§ EXERCISE GOAL
Each line below is to be written out in full, exactly as shown.
*** STORED ROWS ***
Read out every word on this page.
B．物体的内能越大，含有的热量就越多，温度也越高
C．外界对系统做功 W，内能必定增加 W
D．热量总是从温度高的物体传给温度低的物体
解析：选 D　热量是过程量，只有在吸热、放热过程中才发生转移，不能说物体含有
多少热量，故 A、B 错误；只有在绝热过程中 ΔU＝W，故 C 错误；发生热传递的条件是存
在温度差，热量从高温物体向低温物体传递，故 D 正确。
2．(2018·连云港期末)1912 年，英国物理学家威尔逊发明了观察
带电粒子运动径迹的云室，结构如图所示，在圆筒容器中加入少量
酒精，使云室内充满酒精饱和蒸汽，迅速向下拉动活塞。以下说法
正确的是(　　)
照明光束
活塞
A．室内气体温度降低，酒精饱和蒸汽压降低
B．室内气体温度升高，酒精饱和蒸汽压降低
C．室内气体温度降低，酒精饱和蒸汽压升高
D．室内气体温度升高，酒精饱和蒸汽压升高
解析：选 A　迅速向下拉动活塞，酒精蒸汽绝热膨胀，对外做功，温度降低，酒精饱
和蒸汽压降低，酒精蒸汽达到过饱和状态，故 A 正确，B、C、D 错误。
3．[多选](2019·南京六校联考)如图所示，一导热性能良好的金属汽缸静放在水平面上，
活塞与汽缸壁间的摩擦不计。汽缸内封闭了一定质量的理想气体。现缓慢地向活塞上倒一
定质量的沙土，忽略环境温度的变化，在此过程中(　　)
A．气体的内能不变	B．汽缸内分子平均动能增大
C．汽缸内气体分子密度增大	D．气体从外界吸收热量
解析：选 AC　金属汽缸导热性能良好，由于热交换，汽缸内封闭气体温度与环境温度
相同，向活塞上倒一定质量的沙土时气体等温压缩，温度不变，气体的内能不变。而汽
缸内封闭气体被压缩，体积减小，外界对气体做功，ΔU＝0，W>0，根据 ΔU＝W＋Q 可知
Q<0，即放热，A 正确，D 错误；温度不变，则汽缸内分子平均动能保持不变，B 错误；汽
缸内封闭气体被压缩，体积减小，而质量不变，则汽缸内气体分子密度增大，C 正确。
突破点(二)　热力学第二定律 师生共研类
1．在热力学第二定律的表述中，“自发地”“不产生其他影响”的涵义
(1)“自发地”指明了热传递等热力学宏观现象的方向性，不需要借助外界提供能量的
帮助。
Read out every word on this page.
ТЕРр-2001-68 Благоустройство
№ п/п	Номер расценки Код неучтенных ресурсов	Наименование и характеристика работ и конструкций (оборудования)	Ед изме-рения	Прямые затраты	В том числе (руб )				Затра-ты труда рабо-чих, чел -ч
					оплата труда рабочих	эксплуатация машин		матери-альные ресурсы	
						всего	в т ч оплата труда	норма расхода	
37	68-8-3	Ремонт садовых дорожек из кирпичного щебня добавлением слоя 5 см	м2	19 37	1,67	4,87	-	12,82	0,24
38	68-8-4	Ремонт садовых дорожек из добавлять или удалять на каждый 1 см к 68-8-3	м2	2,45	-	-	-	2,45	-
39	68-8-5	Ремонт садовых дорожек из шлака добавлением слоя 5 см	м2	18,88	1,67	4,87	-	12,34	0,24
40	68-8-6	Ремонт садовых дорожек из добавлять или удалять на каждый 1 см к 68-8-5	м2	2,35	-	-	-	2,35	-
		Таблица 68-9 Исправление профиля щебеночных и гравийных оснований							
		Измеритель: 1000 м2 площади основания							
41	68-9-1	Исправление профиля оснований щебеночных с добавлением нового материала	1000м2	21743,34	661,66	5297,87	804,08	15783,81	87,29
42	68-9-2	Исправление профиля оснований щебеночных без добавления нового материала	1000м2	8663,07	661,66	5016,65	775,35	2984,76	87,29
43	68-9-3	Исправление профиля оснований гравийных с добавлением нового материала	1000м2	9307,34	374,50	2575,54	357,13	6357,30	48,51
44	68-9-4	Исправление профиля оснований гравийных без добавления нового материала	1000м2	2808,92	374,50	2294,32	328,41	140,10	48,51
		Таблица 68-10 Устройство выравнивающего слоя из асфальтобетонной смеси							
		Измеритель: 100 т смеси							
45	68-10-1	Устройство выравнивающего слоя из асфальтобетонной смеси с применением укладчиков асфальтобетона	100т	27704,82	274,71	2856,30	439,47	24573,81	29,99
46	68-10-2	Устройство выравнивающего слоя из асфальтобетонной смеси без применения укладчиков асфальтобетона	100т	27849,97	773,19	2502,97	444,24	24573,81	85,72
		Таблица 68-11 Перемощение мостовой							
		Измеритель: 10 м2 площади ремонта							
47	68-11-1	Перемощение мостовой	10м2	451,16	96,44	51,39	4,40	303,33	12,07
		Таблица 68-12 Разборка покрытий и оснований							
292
***
§ SOLUTION TO THIS EXERCISE
Read out every word on this page.
B．物体的内能越大，含有的热量就越多，温度也越高
C．外界对系统做功 W，内能必定增加 W
D．热量总是从温度高的物体传给温度低的物体
解析：选 D　热量是过程量，只有在吸热、放热过程中才发生转移，不能说物体含有
多少热量，故 A、B 错误；只有在绝热过程中 ΔU＝W，故 C 错误；发生热传递的条件是存
在温度差，热量从高温物体向低温物体传递，故 D 正确。
2．(2018·连云港期末)1912 年，英国物理学家威尔逊发明了观察
带电粒子运动径迹的云室，结构如图所示，在圆筒容器中加入少量
酒精，使云室内充满酒精饱和蒸汽，迅速向下拉动活塞。以下说法
正确的是(　　)
照明光束
活塞
A．室内气体温度降低，酒精饱和蒸汽压降低
B．室内气体温度升高，酒精饱和蒸汽压降低
C．室内气体温度降低，酒精饱和蒸汽压升高
D．室内气体温度升高，酒精饱和蒸汽压升高
解析：选 A　迅速向下拉动活塞，酒精蒸汽绝热膨胀，对外做功，温度降低，酒精饱
和蒸汽压降低，酒精蒸汽达到过饱和状态，故 A 正确，B、C、D 错误。
3．[多选](2019·南京六校联考)如图所示，一导热性能良好的金属汽缸静放在水平面上，
活塞与汽缸壁间的摩擦不计。汽缸内封闭了一定质量的理想气体。现缓慢地向活塞上倒一
定质量的沙土，忽略环境温度的变化，在此过程中(　　)
A．气体的内能不变	B．汽缸内分子平均动能增大
C．汽缸内气体分子密度增大	D．气体从外界吸收热量
解析：选 AC　金属汽缸导热性能良好，由于热交换，汽缸内封闭气体温度与环境温度
相同，向活塞上倒一定质量的沙土时气体等温压缩，温度不变，气体的内能不变。而汽
缸内封闭气体被压缩，体积减小，外界对气体做功，ΔU＝0，W>0，根据 ΔU＝W＋Q 可知
Q<0，即放热，A 正确，D 错误；温度不变，则汽缸内分子平均动能保持不变，B 错误；汽
缸内封闭气体被压缩，体积减小，而质量不变，则汽缸内气体分子密度增大，C 正确。
突破点(二)　热力学第二定律 师生共研类
1．在热力学第二定律的表述中，“自发地”“不产生其他影响”的涵义
(1)“自发地”指明了热传递等热力学宏观现象的方向性，不需要借助外界提供能量的
帮助。
Read out every word on this page.
ТЕРр-2001-68 Благоустройство
№ п/п	Номер расценки Код неучтенных ресурсов	Наименование и характеристика работ и конструкций (оборудования)	Ед изме-рения	Прямые затраты	В том числе (руб )				Затра-ты труда рабо-чих, чел -ч
					оплата труда рабочих	эксплуатация машин		матери-альные ресурсы	
						всего	в т ч оплата труда	норма расхода	
37	68-8-3	Ремонт садовых дорожек из кирпичного щебня добавлением слоя 5 см	м2	19 37	1,67	4,87	-	12,82	0,24
38	68-8-4	Ремонт садовых дорожек из добавлять или удалять на каждый 1 см к 68-8-3	м2	2,45	-	-	-	2,45	-
39	68-8-5	Ремонт садовых дорожек из шлака добавлением слоя 5 см	м2	18,88	1,67	4,87	-	12,34	0,24
40	68-8-6	Ремонт садовых дорожек из добавлять или удалять на каждый 1 см к 68-8-5	м2	2,35	-	-	-	2,35	-
		Таблица 68-9 Исправление профиля щебеночных и гравийных оснований							
		Измеритель: 1000 м2 площади основания							
41	68-9-1	Исправление профиля оснований щебеночных с добавлением нового материала	1000м2	21743,34	661,66	5297,87	804,08	15783,81	87,29
42	68-9-2	Исправление профиля оснований щебеночных без добавления нового материала	1000м2	8663,07	661,66	5016,65	775,35	2984,76	87,29
43	68-9-3	Исправление профиля оснований гравийных с добавлением нового материала	1000м2	9307,34	374,50	2575,54	357,13	6357,30	48,51
44	68-9-4	Исправление профиля оснований гравийных без добавления нового материала	1000м2	2808,92	374,50	2294,32	328,41	140,10	48,51
		Таблица 68-10 Устройство выравнивающего слоя из асфальтобетонной смеси							
		Измеритель: 100 т смеси							
45	68-10-1	Устройство выравнивающего слоя из асфальтобетонной смеси с применением укладчиков асфальтобетона	100т	27704,82	274,71	2856,30	439,47	24573,81	29,99
46	68-10-2	Устройство выравнивающего слоя из асфальтобетонной смеси без применения укладчиков асфальтобетона	100т	27849,97	773,19	2502,97	444,24	24573,81	85,72
		Таблица 68-11 Перемощение мостовой							
		Измеритель: 10 м2 площади ремонта							
47	68-11-1	Перемощение мостовой	10м2	451,16	96,44	51,39	4,40	303,33	12,07
		Таблица 68-12 Разборка покрытий и оснований							
292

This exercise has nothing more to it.